Please return the full listing below without altering anything.
============
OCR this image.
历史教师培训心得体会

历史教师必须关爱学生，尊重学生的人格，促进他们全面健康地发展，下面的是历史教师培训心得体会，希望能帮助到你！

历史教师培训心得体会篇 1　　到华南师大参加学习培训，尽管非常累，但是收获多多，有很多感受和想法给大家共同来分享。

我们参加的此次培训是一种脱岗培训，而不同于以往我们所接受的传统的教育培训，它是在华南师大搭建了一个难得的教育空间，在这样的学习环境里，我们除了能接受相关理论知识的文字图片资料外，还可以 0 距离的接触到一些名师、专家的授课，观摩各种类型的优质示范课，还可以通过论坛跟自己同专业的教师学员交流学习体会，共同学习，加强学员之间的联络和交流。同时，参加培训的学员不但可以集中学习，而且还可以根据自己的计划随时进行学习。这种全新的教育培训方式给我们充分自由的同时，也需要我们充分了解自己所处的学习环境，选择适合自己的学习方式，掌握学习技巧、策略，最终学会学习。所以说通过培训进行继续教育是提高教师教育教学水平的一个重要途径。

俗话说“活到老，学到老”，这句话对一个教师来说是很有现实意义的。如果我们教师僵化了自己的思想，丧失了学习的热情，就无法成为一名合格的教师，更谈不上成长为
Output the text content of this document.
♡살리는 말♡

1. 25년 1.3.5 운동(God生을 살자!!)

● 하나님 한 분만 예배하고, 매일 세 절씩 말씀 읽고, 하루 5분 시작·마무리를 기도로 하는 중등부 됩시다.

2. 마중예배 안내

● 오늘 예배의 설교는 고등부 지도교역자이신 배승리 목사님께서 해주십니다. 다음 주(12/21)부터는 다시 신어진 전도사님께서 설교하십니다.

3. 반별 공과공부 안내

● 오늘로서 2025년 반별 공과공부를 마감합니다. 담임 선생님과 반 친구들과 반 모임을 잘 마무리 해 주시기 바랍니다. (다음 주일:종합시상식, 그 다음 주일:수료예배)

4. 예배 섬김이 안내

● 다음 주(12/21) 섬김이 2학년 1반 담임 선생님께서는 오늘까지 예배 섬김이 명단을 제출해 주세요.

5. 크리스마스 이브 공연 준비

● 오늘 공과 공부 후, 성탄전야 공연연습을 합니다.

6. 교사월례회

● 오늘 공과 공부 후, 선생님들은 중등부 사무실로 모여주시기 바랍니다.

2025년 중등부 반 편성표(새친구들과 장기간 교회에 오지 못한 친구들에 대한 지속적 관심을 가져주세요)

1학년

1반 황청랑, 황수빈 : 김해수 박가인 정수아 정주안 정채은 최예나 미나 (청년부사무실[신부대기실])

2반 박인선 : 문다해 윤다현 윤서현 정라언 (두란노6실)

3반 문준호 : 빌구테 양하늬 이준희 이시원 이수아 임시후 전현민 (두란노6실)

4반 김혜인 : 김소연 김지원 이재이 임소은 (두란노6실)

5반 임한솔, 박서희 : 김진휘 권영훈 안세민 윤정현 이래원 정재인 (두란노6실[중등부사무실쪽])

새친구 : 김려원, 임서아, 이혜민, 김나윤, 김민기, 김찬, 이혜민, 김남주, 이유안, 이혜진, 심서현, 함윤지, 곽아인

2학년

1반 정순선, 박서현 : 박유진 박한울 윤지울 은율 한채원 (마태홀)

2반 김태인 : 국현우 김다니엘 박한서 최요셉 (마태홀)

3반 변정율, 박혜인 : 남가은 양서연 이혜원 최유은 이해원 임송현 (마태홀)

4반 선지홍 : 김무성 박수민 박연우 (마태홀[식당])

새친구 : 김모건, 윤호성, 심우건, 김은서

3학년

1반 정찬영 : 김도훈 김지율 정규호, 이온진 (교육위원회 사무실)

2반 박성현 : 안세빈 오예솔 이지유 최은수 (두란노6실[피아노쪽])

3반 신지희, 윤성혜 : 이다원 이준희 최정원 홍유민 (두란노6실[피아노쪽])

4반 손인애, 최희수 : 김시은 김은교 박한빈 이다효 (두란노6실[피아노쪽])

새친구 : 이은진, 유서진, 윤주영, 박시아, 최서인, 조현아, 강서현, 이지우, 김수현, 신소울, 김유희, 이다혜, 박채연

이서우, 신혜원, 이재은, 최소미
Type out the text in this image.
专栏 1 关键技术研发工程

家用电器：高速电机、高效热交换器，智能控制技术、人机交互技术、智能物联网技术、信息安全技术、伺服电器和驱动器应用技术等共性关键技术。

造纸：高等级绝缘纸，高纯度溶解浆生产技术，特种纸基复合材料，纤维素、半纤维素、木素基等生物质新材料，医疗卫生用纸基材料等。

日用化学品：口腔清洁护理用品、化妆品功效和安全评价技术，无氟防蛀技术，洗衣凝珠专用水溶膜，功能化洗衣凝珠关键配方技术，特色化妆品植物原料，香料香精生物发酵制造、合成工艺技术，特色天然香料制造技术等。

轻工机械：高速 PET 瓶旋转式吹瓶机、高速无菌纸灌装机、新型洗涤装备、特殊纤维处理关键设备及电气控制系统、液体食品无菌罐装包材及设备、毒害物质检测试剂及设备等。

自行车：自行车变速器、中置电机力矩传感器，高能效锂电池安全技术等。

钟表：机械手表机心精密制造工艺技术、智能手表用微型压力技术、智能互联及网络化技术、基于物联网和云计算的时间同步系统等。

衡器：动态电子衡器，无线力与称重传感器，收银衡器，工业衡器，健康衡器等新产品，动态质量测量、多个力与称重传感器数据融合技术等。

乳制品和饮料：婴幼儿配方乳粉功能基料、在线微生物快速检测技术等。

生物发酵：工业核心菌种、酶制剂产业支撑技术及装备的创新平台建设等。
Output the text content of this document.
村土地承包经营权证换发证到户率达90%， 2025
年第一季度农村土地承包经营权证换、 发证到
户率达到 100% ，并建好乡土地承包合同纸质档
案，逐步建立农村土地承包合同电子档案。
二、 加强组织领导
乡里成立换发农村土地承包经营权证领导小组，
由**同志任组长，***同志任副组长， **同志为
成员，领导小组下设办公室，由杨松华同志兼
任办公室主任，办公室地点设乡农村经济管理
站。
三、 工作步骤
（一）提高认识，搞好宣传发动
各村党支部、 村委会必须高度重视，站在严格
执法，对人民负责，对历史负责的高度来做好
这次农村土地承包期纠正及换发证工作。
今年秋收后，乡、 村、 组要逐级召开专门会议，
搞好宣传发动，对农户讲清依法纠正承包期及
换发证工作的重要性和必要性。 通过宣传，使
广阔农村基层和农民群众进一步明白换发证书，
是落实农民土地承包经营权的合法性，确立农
============
» **Solution below**:
OCR this image.
历史教师培训心得体会

历史教师必须关爱学生，尊重学生的人格，促进他们全面健康地发展，下面的是历史教师培训心得体会，希望能帮助到你！

历史教师培训心得体会篇 1　　到华南师大参加学习培训，尽管非常累，但是收获多多，有很多感受和想法给大家共同来分享。

我们参加的此次培训是一种脱岗培训，而不同于以往我们所接受的传统的教育培训，它是在华南师大搭建了一个难得的教育空间，在这样的学习环境里，我们除了能接受相关理论知识的文字图片资料外，还可以 0 距离的接触到一些名师、专家的授课，观摩各种类型的优质示范课，还可以通过论坛跟自己同专业的教师学员交流学习体会，共同学习，加强学员之间的联络和交流。同时，参加培训的学员不但可以集中学习，而且还可以根据自己的计划随时进行学习。这种全新的教育培训方式给我们充分自由的同时，也需要我们充分了解自己所处的学习环境，选择适合自己的学习方式，掌握学习技巧、策略，最终学会学习。所以说通过培训进行继续教育是提高教师教育教学水平的一个重要途径。

俗话说“活到老，学到老”，这句话对一个教师来说是很有现实意义的。如果我们教师僵化了自己的思想，丧失了学习的热情，就无法成为一名合格的教师，更谈不上成长为
Output the text content of this document.
♡살리는 말♡

1. 25년 1.3.5 운동(God生을 살자!!)

● 하나님 한 분만 예배하고, 매일 세 절씩 말씀 읽고, 하루 5분 시작·마무리를 기도로 하는 중등부 됩시다.

2. 마중예배 안내

● 오늘 예배의 설교는 고등부 지도교역자이신 배승리 목사님께서 해주십니다. 다음 주(12/21)부터는 다시 신어진 전도사님께서 설교하십니다.

3. 반별 공과공부 안내

● 오늘로서 2025년 반별 공과공부를 마감합니다. 담임 선생님과 반 친구들과 반 모임을 잘 마무리 해 주시기 바랍니다. (다음 주일:종합시상식, 그 다음 주일:수료예배)

4. 예배 섬김이 안내

● 다음 주(12/21) 섬김이 2학년 1반 담임 선생님께서는 오늘까지 예배 섬김이 명단을 제출해 주세요.

5. 크리스마스 이브 공연 준비

● 오늘 공과 공부 후, 성탄전야 공연연습을 합니다.

6. 교사월례회

● 오늘 공과 공부 후, 선생님들은 중등부 사무실로 모여주시기 바랍니다.

2025년 중등부 반 편성표(새친구들과 장기간 교회에 오지 못한 친구들에 대한 지속적 관심을 가져주세요)

1학년

1반 황청랑, 황수빈 : 김해수 박가인 정수아 정주안 정채은 최예나 미나 (청년부사무실[신부대기실])

2반 박인선 : 문다해 윤다현 윤서현 정라언 (두란노6실)

3반 문준호 : 빌구테 양하늬 이준희 이시원 이수아 임시후 전현민 (두란노6실)

4반 김혜인 : 김소연 김지원 이재이 임소은 (두란노6실)

5반 임한솔, 박서희 : 김진휘 권영훈 안세민 윤정현 이래원 정재인 (두란노6실[중등부사무실쪽])

새친구 : 김려원, 임서아, 이혜민, 김나윤, 김민기, 김찬, 이혜민, 김남주, 이유안, 이혜진, 심서현, 함윤지, 곽아인

2학년

1반 정순선, 박서현 : 박유진 박한울 윤지울 은율 한채원 (마태홀)

2반 김태인 : 국현우 김다니엘 박한서 최요셉 (마태홀)

3반 변정율, 박혜인 : 남가은 양서연 이혜원 최유은 이해원 임송현 (마태홀)

4반 선지홍 : 김무성 박수민 박연우 (마태홀[식당])

새친구 : 김모건, 윤호성, 심우건, 김은서

3학년

1반 정찬영 : 김도훈 김지율 정규호, 이온진 (교육위원회 사무실)

2반 박성현 : 안세빈 오예솔 이지유 최은수 (두란노6실[피아노쪽])

3반 신지희, 윤성혜 : 이다원 이준희 최정원 홍유민 (두란노6실[피아노쪽])

4반 손인애, 최희수 : 김시은 김은교 박한빈 이다효 (두란노6실[피아노쪽])

새친구 : 이은진, 유서진, 윤주영, 박시아, 최서인, 조현아, 강서현, 이지우, 김수현, 신소울, 김유희, 이다혜, 박채연

이서우, 신혜원, 이재은, 최소미
Type out the text in this image.
专栏 1 关键技术研发工程

家用电器：高速电机、高效热交换器，智能控制技术、人机交互技术、智能物联网技术、信息安全技术、伺服电器和驱动器应用技术等共性关键技术。

造纸：高等级绝缘纸，高纯度溶解浆生产技术，特种纸基复合材料，纤维素、半纤维素、木素基等生物质新材料，医疗卫生用纸基材料等。

日用化学品：口腔清洁护理用品、化妆品功效和安全评价技术，无氟防蛀技术，洗衣凝珠专用水溶膜，功能化洗衣凝珠关键配方技术，特色化妆品植物原料，香料香精生物发酵制造、合成工艺技术，特色天然香料制造技术等。

轻工机械：高速 PET 瓶旋转式吹瓶机、高速无菌纸灌装机、新型洗涤装备、特殊纤维处理关键设备及电气控制系统、液体食品无菌罐装包材及设备、毒害物质检测试剂及设备等。

自行车：自行车变速器、中置电机力矩传感器，高能效锂电池安全技术等。

钟表：机械手表机心精密制造工艺技术、智能手表用微型压力技术、智能互联及网络化技术、基于物联网和云计算的时间同步系统等。

衡器：动态电子衡器，无线力与称重传感器，收银衡器，工业衡器，健康衡器等新产品，动态质量测量、多个力与称重传感器数据融合技术等。

乳制品和饮料：婴幼儿配方乳粉功能基料、在线微生物快速检测技术等。

生物发酵：工业核心菌种、酶制剂产业支撑技术及装备的创新平台建设等。
Output the text content of this document.
村土地承包经营权证换发证到户率达90%， 2025
年第一季度农村土地承包经营权证换、 发证到
户率达到 100% ，并建好乡土地承包合同纸质档
案，逐步建立农村土地承包合同电子档案。
二、 加强组织领导
乡里成立换发农村土地承包经营权证领导小组，
由**同志任组长，***同志任副组长， **同志为
成员，领导小组下设办公室，由杨松华同志兼
任办公室主任，办公室地点设乡农村经济管理
站。
三、 工作步骤
（一）提高认识，搞好宣传发动
各村党支部、 村委会必须高度重视，站在严格
执法，对人民负责，对历史负责的高度来做好
这次农村土地承包期纠正及换发证工作。
今年秋收后，乡、 村、 组要逐级召开专门会议，
搞好宣传发动，对农户讲清依法纠正承包期及
换发证工作的重要性和必要性。 通过宣传，使
广阔农村基层和农民群众进一步明白换发证书，
是落实农民土地承包经营权的合法性，确立农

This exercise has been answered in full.